Written exercise: Render each line of the records below as a JSON list of strings, one string per line, with blank lines omitted and the pictures left out.

Given records:
>> begin
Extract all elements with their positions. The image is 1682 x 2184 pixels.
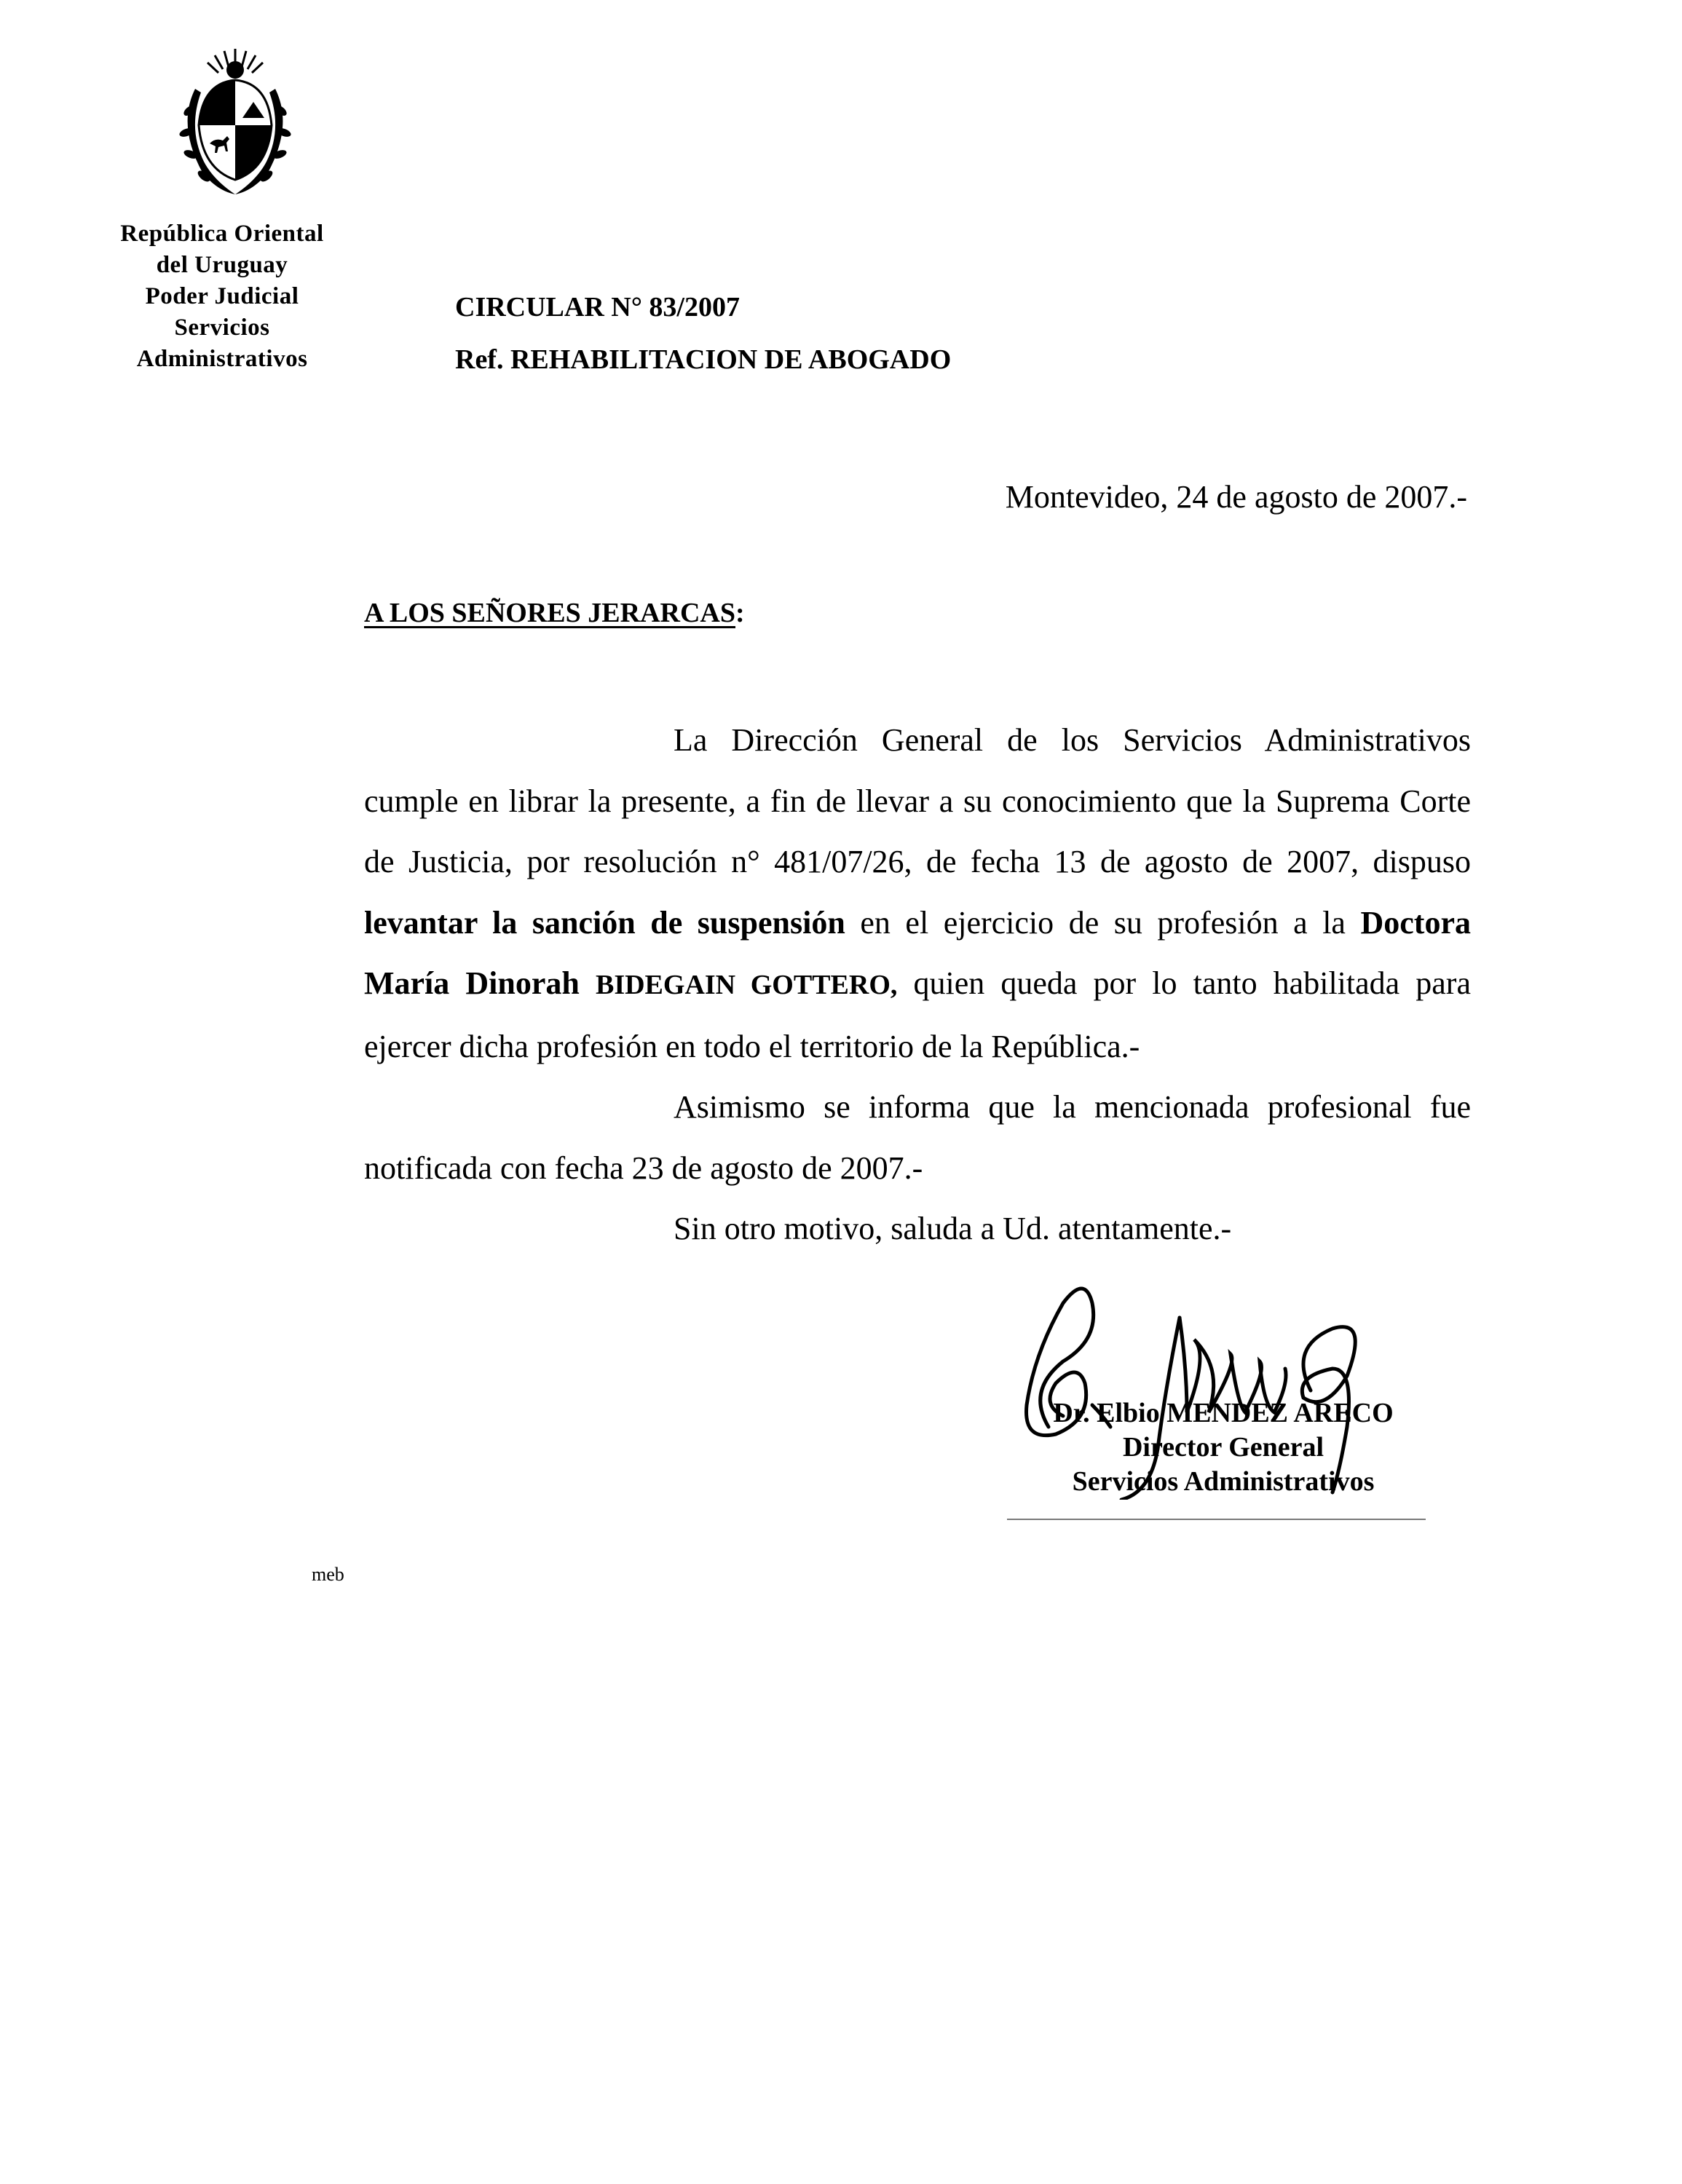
paragraph-text: en el ejercicio de su profesión a la	[845, 905, 1361, 941]
letterhead-line: del Uruguay	[102, 250, 342, 281]
letterhead-line: Poder Judicial	[102, 281, 342, 312]
person-surname: BIDEGAIN GOTTERO,	[596, 970, 897, 1000]
letterhead-line: Administrativos	[102, 344, 342, 375]
signature-divider	[1007, 1519, 1426, 1520]
letterhead-organization: República Oriental del Uruguay Poder Jud…	[102, 218, 342, 375]
date-line: Montevideo, 24 de agosto de 2007.-	[1006, 478, 1467, 515]
letter-body: La Dirección General de los Servicios Ad…	[364, 710, 1471, 1259]
coat-of-arms-icon	[173, 45, 297, 202]
paragraph-2: Asimismo se informa que la mencionada pr…	[364, 1077, 1471, 1198]
signatory-department: Servicios Administrativos	[1005, 1465, 1442, 1499]
signature-block: Dr. Elbio MENDEZ ARECO Director General …	[1005, 1259, 1442, 1529]
circular-number: CIRCULAR N° 83/2007	[455, 291, 740, 323]
letterhead-line: República Oriental	[102, 218, 342, 250]
typist-initials: meb	[312, 1564, 344, 1586]
signatory: Dr. Elbio MENDEZ ARECO Director General …	[1005, 1396, 1442, 1499]
reference-line: Ref. REHABILITACION DE ABOGADO	[455, 344, 951, 376]
letterhead-line: Servicios	[102, 312, 342, 344]
signatory-title: Director General	[1005, 1431, 1442, 1465]
paragraph-1: La Dirección General de los Servicios Ad…	[364, 710, 1471, 1077]
salutation-colon: :	[735, 598, 745, 628]
emphasis-text: levantar la sanción de suspensión	[364, 905, 845, 941]
paragraph-text: La Dirección General de los Servicios Ad…	[364, 722, 1471, 879]
salutation-text: A LOS SEÑORES JERARCAS	[364, 598, 735, 628]
signatory-name: Dr. Elbio MENDEZ ARECO	[1005, 1396, 1442, 1431]
salutation: A LOS SEÑORES JERARCAS:	[364, 597, 745, 629]
paragraph-3: Sin otro motivo, saluda a Ud. atentament…	[364, 1198, 1471, 1259]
>> end
Task result:
[
  "Extract all elements with their positions. The image is 1682 x 2184 pixels.",
  "paragraph-text: en el ejercicio de su profesión a la\t[845, 905, 1361, 941]",
  "letterhead-line: del Uruguay\t[102, 250, 342, 281]",
  "letterhead-line: Poder Judicial\t[102, 281, 342, 312]",
  "person-surname: BIDEGAIN GOTTERO,\t[596, 970, 897, 1000]",
  "letterhead-line: Administrativos\t[102, 344, 342, 375]",
  "signature-divider\t[1007, 1519, 1426, 1520]",
  "letterhead-organization: República Oriental del Uruguay Poder Jud…\t[102, 218, 342, 375]",
  "date-line: Montevideo, 24 de agosto de 2007.-\t[1006, 478, 1467, 515]",
  "letter-body: La Dirección General de los Servicios Ad…\t[364, 710, 1471, 1259]",
  "coat-of-arms-icon\t[173, 45, 297, 202]",
  "paragraph-2: Asimismo se informa que la mencionada pr…\t[364, 1077, 1471, 1198]",
  "signatory-department: Servicios Administrativos\t[1005, 1465, 1442, 1499]",
  "signature-block: Dr. Elbio MENDEZ ARECO Director General …\t[1005, 1259, 1442, 1529]",
  "circular-number: CIRCULAR N° 83/2007\t[455, 291, 740, 323]",
  "letterhead-line: República Oriental\t[102, 218, 342, 250]",
  "typist-initials: meb\t[312, 1564, 344, 1586]",
  "signatory: Dr. Elbio MENDEZ ARECO Director General …\t[1005, 1396, 1442, 1499]",
  "reference-line: Ref. REHABILITACION DE ABOGADO\t[455, 344, 951, 376]",
  "letterhead-line: Servicios\t[102, 312, 342, 344]",
  "signatory-title: Director General\t[1005, 1431, 1442, 1465]",
  "paragraph-1: La Dirección General de los Servicios Ad…\t[364, 710, 1471, 1077]",
  "salutation-colon: :\t[735, 598, 745, 628]",
  "emphasis-text: levantar la sanción de suspensión\t[364, 905, 845, 941]",
  "paragraph-text: La Dirección General de los Servicios Ad…\t[364, 722, 1471, 879]",
  "salutation-text: A LOS SEÑORES JERARCAS\t[364, 598, 735, 628]",
  "signatory-name: Dr. Elbio MENDEZ ARECO\t[1005, 1396, 1442, 1431]",
  "salutation: A LOS SEÑORES JERARCAS:\t[364, 597, 745, 629]",
  "paragraph-3: Sin otro motivo, saluda a Ud. atentament…\t[364, 1198, 1471, 1259]"
]